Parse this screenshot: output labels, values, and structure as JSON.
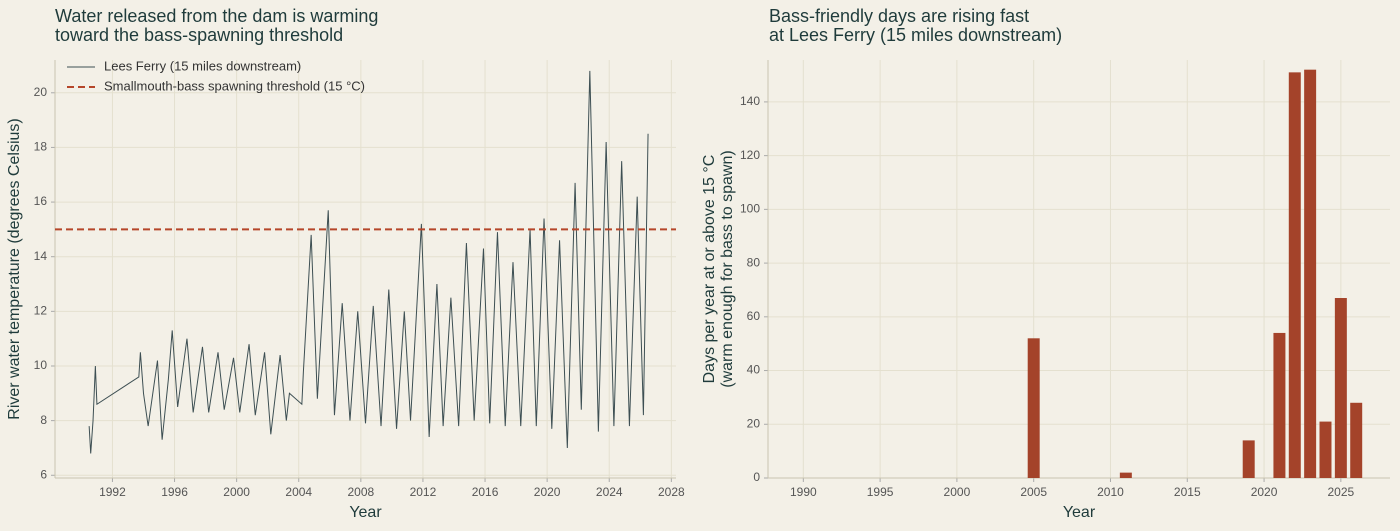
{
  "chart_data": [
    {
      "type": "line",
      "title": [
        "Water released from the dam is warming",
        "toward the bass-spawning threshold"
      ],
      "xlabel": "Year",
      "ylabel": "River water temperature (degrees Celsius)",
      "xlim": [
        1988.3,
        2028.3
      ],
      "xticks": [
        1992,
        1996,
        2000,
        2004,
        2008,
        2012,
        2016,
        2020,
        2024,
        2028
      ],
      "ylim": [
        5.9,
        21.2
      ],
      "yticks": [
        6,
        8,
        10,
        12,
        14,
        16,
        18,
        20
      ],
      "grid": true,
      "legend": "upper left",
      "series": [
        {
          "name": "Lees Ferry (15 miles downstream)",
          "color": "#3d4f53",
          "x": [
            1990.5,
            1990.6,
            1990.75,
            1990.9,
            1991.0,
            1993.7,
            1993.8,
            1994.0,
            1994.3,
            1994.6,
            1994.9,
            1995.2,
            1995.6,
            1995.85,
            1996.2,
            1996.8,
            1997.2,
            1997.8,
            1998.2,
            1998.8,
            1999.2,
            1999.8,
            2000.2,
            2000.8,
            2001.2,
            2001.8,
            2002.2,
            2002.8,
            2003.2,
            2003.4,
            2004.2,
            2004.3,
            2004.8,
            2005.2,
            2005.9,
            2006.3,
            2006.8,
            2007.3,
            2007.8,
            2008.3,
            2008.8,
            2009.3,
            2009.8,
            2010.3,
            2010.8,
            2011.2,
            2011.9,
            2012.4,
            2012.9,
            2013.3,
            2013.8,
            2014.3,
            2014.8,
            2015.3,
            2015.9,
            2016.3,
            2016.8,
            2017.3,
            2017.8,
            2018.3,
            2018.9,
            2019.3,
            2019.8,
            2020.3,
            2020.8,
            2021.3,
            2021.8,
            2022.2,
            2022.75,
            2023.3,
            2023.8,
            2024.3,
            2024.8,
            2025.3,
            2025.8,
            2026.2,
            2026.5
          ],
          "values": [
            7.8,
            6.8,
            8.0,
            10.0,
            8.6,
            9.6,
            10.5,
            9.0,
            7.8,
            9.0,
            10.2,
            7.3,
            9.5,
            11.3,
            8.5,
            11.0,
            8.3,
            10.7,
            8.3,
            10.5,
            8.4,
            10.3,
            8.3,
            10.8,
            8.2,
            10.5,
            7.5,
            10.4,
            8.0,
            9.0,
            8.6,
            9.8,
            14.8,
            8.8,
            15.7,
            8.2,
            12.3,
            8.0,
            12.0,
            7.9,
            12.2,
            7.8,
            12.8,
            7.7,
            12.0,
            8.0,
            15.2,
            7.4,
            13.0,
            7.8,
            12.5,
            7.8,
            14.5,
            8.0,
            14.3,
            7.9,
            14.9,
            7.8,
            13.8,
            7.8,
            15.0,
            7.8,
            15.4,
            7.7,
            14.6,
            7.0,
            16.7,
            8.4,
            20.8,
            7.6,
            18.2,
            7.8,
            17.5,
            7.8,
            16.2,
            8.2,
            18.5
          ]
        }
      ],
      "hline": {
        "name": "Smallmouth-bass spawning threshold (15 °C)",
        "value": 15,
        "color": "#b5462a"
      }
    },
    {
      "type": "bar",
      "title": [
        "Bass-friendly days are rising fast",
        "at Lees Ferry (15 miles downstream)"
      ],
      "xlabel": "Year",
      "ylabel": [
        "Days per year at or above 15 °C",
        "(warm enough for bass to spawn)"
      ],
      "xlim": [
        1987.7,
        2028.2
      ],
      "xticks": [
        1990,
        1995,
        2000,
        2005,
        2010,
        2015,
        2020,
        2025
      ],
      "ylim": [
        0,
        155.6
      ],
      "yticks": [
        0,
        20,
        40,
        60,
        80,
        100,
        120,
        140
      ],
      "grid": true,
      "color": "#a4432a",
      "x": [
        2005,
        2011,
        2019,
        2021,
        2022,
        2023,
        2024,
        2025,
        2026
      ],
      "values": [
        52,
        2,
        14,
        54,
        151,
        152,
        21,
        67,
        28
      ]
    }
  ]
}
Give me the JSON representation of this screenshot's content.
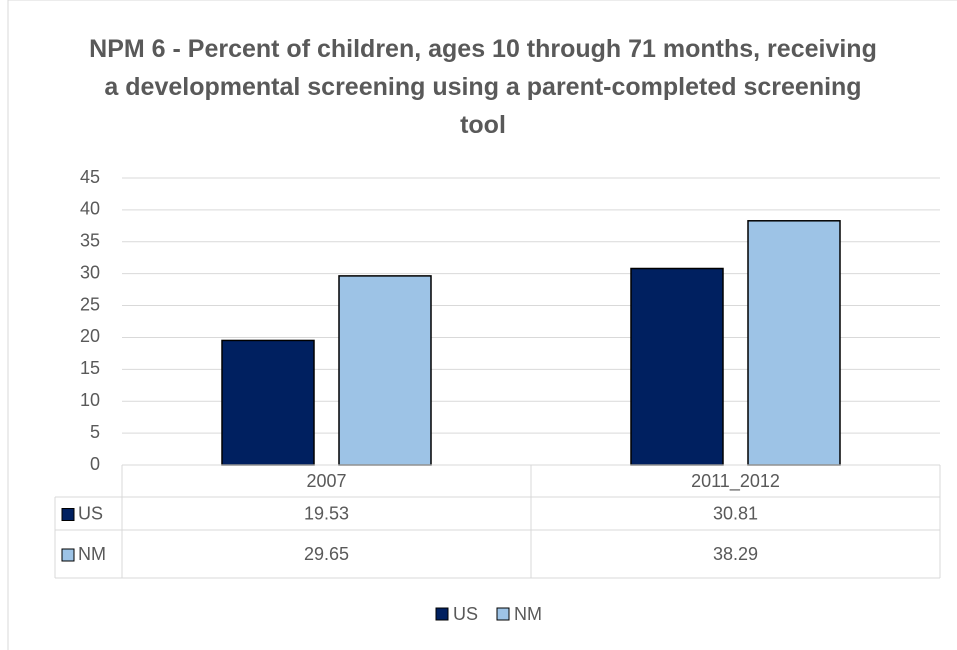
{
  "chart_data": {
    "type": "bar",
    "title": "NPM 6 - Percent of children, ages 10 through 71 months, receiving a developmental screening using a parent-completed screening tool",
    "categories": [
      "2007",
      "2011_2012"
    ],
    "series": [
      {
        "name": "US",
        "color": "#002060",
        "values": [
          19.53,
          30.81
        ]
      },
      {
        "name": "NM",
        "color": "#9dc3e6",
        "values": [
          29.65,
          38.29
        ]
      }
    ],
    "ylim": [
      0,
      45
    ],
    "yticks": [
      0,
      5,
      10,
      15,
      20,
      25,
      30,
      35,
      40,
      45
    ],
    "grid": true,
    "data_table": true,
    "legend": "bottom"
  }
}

---

> **WRITTEN REQUEST**
Search the data for "this". Copy every matching line.

> **RESPONSE TO THE TASK**
Parse this screenshot: output labels, values, and structure as JSON.
Give me the JSON representation of this screenshot's content.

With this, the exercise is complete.